> TASK TO CARRY OUT
Rewrite the rows below, replacing "screenshot" with "image" wherever it occurs and changing nothing else. Leave the pictures out of your answer.
[start RECORD SET]
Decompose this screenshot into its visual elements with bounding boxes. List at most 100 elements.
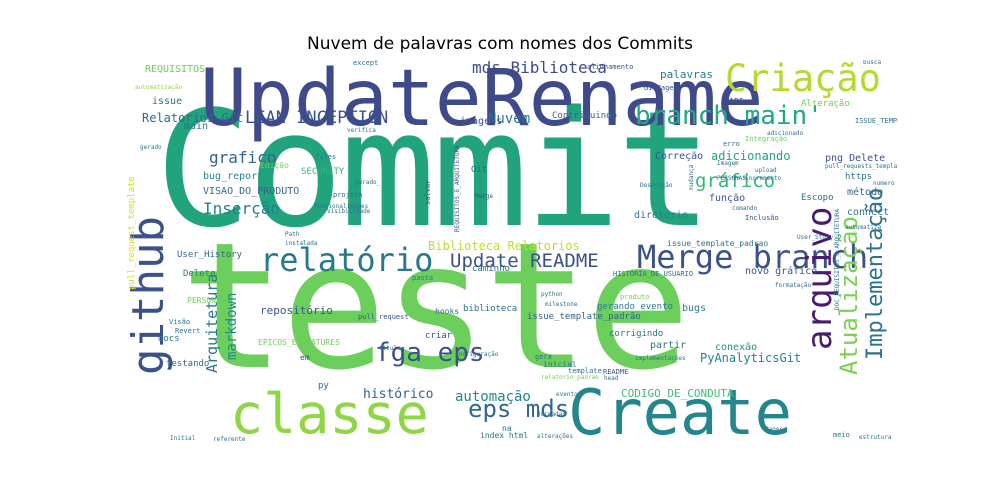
word-43: https	[845, 172, 873, 182]
word-24: Nuvem	[488, 111, 531, 127]
word-45: connect	[847, 207, 890, 218]
word-119: Descrição	[640, 182, 673, 189]
word-16: LEAN INCEPTION	[245, 108, 389, 128]
word-18: Inserção	[203, 199, 281, 218]
word-64: na	[502, 424, 512, 433]
word-101: formatação	[775, 282, 812, 289]
word-61: docs	[158, 334, 180, 344]
word-78: pull_request_template	[127, 176, 137, 290]
word-105: erro	[723, 140, 740, 148]
word-57: Delete	[183, 269, 216, 279]
word-130: pull_requests_template	[825, 163, 898, 170]
word-65: SECURITY	[301, 167, 345, 177]
word-86: alinhamento	[587, 63, 634, 71]
word-31: repositório	[260, 304, 333, 317]
word-134: gerado_	[355, 179, 381, 186]
word-7: Merge branch	[637, 238, 869, 276]
word-19: grafico	[209, 148, 277, 167]
word-55: caminho	[472, 264, 510, 274]
word-32: palavras	[660, 68, 713, 81]
word-40: Correção	[655, 151, 704, 162]
word-132: relatorio_padrao	[541, 374, 599, 381]
word-13: fga eps	[375, 338, 485, 368]
word-59: EPICOS_E_FEATURES	[258, 338, 340, 347]
word-123: instalada	[285, 240, 318, 247]
word-121: título	[379, 345, 401, 352]
word-60: testando	[166, 359, 210, 369]
word-68: Contribuindo	[552, 111, 618, 121]
word-91: automatização	[135, 84, 182, 91]
word-96: python	[541, 291, 563, 298]
word-113: comando	[732, 205, 758, 212]
word-20: gráfico	[695, 170, 776, 192]
word-51: biblioteca	[463, 304, 518, 314]
word-108: configuração	[455, 351, 499, 358]
word-70: Alteração	[801, 99, 850, 109]
word-62: py	[318, 381, 329, 391]
word-73: Inclusão	[745, 214, 779, 222]
word-112: numero	[873, 180, 895, 187]
word-35: VISAO_DO_PRODUTO	[203, 186, 300, 197]
word-106: produto	[620, 293, 650, 301]
word-42: diretório	[634, 210, 689, 221]
word-93: DOC_REQUISITOS_E_ARQUITETURA	[834, 208, 841, 310]
word-127: funcionalidades	[314, 203, 369, 210]
word-94: Merge	[475, 193, 494, 200]
word-22: markdown	[224, 292, 240, 360]
word-53: issue_template_padrão	[527, 312, 641, 322]
word-74: salvar	[424, 179, 432, 205]
chart-title: Nuvem de palavras com nomes dos Commits	[307, 34, 693, 54]
word-3: Create	[568, 376, 792, 445]
word-38: main	[184, 121, 209, 132]
word-48: bugs	[682, 303, 707, 314]
word-71: API	[729, 97, 744, 106]
word-72: GitPages	[644, 84, 678, 92]
word-2: UpdateRename	[200, 60, 764, 144]
word-116: verifica	[347, 127, 376, 134]
word-81: inicial	[543, 360, 577, 369]
word-131: PERSONAS_	[717, 175, 750, 182]
word-4: classe	[230, 382, 429, 445]
word-120: mudança	[688, 164, 695, 190]
word-17: mds Biblioteca	[472, 60, 607, 77]
word-8: relatório	[260, 241, 434, 279]
word-25: histórico	[363, 387, 434, 402]
word-30: Relatorios Git	[142, 111, 244, 125]
word-80: template	[568, 367, 602, 375]
word-117: adicionado	[767, 130, 804, 137]
word-85: README	[603, 368, 629, 376]
word-28: CODIGO_DE_CONDUTA	[621, 387, 734, 400]
word-84: HISTÓRIA_DE_USUARIO	[613, 270, 694, 278]
word-129: Imagem	[717, 160, 739, 167]
word-75: hooks	[435, 307, 460, 316]
word-46: novo gráfico	[745, 266, 818, 277]
word-34: bug_report	[203, 171, 264, 182]
word-128: Incremento	[745, 175, 782, 182]
word-39: REQUISITOS	[145, 64, 206, 75]
word-29: PyAnalyticsGit	[700, 351, 802, 365]
word-95: pasta	[412, 274, 434, 282]
word-6: Criação	[725, 60, 881, 100]
word-52: gerando evento	[597, 302, 673, 312]
word-125: evento	[556, 391, 578, 398]
word-69: Escopo	[801, 193, 834, 203]
word-111: busca	[863, 60, 882, 66]
word-109: alterações	[537, 433, 574, 440]
word-44: método	[847, 187, 884, 198]
word-15: Update README	[450, 250, 599, 272]
word-0: Commit	[155, 76, 713, 263]
word-135: Visibilidade	[327, 208, 371, 215]
word-126: head	[604, 375, 619, 382]
word-50: corrigindo	[609, 329, 664, 339]
word-114: Pages	[765, 426, 784, 433]
word-56: User_History	[177, 250, 243, 260]
word-26: Biblioteca Relatorios	[428, 239, 580, 253]
word-104: automatiza	[845, 224, 882, 231]
word-133: Jornadas	[537, 411, 566, 418]
word-14: eps mds	[468, 395, 570, 423]
word-99: Integração	[745, 135, 788, 143]
word-103: estrutura	[859, 434, 892, 441]
word-49: partir	[650, 340, 687, 351]
word-124: Path	[285, 231, 300, 238]
word-115: files	[315, 153, 337, 161]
[end RECORD SET]
> SOLUTION FOR THIS EXERCISE
Decompose this image into its visual elements with bounding boxes. List at most 100 elements.
word-43: https	[845, 172, 873, 182]
word-24: Nuvem	[488, 111, 531, 127]
word-45: connect	[847, 207, 890, 218]
word-119: Descrição	[640, 182, 673, 189]
word-16: LEAN INCEPTION	[245, 108, 389, 128]
word-18: Inserção	[203, 199, 281, 218]
word-64: na	[502, 424, 512, 433]
word-101: formatação	[775, 282, 812, 289]
word-61: docs	[158, 334, 180, 344]
word-78: pull_request_template	[127, 176, 137, 290]
word-105: erro	[723, 140, 740, 148]
word-57: Delete	[183, 269, 216, 279]
word-130: pull_requests_template	[825, 163, 898, 170]
word-65: SECURITY	[301, 167, 345, 177]
word-86: alinhamento	[587, 63, 634, 71]
word-31: repositório	[260, 304, 333, 317]
word-134: gerado_	[355, 179, 381, 186]
word-7: Merge branch	[637, 238, 869, 276]
word-19: grafico	[209, 148, 277, 167]
word-55: caminho	[472, 264, 510, 274]
word-32: palavras	[660, 68, 713, 81]
word-40: Correção	[655, 151, 704, 162]
word-132: relatorio_padrao	[541, 374, 599, 381]
word-13: fga eps	[375, 338, 485, 368]
word-59: EPICOS_E_FEATURES	[258, 338, 340, 347]
word-123: instalada	[285, 240, 318, 247]
word-121: título	[379, 345, 401, 352]
word-60: testando	[166, 359, 210, 369]
word-68: Contribuindo	[552, 111, 618, 121]
word-91: automatização	[135, 84, 182, 91]
word-96: python	[541, 291, 563, 298]
word-113: comando	[732, 205, 758, 212]
word-20: gráfico	[695, 170, 776, 192]
word-51: biblioteca	[463, 304, 518, 314]
word-108: configuração	[455, 351, 499, 358]
word-70: Alteração	[801, 99, 850, 109]
word-62: py	[318, 381, 329, 391]
word-73: Inclusão	[745, 214, 779, 222]
word-112: numero	[873, 180, 895, 187]
word-35: VISAO_DO_PRODUTO	[203, 186, 300, 197]
word-106: produto	[620, 293, 650, 301]
word-42: diretório	[634, 210, 689, 221]
word-93: DOC_REQUISITOS_E_ARQUITETURA	[834, 208, 841, 310]
word-127: funcionalidades	[314, 203, 369, 210]
word-94: Merge	[475, 193, 494, 200]
word-22: markdown	[224, 292, 240, 360]
word-53: issue_template_padrão	[527, 312, 641, 322]
word-74: salvar	[424, 179, 432, 205]
chart-title: Nuvem de palavras com nomes dos Commits	[307, 34, 693, 54]
word-3: Create	[568, 376, 792, 445]
word-38: main	[184, 121, 209, 132]
word-48: bugs	[682, 303, 707, 314]
word-71: API	[729, 97, 744, 106]
word-72: GitPages	[644, 84, 678, 92]
word-2: UpdateRename	[200, 60, 764, 144]
word-116: verifica	[347, 127, 376, 134]
word-81: inicial	[543, 360, 577, 369]
word-131: PERSONAS_	[717, 175, 750, 182]
word-4: classe	[230, 382, 429, 445]
word-120: mudança	[688, 164, 695, 190]
word-17: mds Biblioteca	[472, 60, 607, 77]
word-8: relatório	[260, 241, 434, 279]
word-25: histórico	[363, 387, 434, 402]
word-30: Relatorios Git	[142, 111, 244, 125]
word-80: template	[568, 367, 602, 375]
word-117: adicionado	[767, 130, 804, 137]
word-85: README	[603, 368, 629, 376]
word-28: CODIGO_DE_CONDUTA	[621, 387, 734, 400]
word-84: HISTÓRIA_DE_USUARIO	[613, 270, 694, 278]
word-129: Imagem	[717, 160, 739, 167]
word-75: hooks	[435, 307, 460, 316]
word-46: novo gráfico	[745, 266, 818, 277]
word-34: bug_report	[203, 171, 264, 182]
word-128: Incremento	[745, 175, 782, 182]
word-39: REQUISITOS	[145, 64, 206, 75]
word-29: PyAnalyticsGit	[700, 351, 802, 365]
word-95: pasta	[412, 274, 434, 282]
word-6: Criação	[725, 60, 881, 100]
word-52: gerando evento	[597, 302, 673, 312]
word-125: evento	[556, 391, 578, 398]
word-69: Escopo	[801, 193, 834, 203]
word-111: busca	[863, 60, 882, 66]
word-109: alterações	[537, 433, 574, 440]
word-44: método	[847, 187, 884, 198]
word-15: Update README	[450, 250, 599, 272]
word-0: Commit	[155, 76, 713, 263]
word-135: Visibilidade	[327, 208, 371, 215]
word-126: head	[604, 375, 619, 382]
word-50: corrigindo	[609, 329, 664, 339]
word-114: Pages	[765, 426, 784, 433]
word-56: User_History	[177, 250, 243, 260]
word-26: Biblioteca Relatorios	[428, 239, 580, 253]
word-104: automatiza	[845, 224, 882, 231]
word-133: Jornadas	[537, 411, 566, 418]
word-14: eps mds	[468, 395, 570, 423]
word-99: Integração	[745, 135, 788, 143]
word-103: estrutura	[859, 434, 892, 441]
word-49: partir	[650, 340, 687, 351]
word-124: Path	[285, 231, 300, 238]
word-115: files	[315, 153, 337, 161]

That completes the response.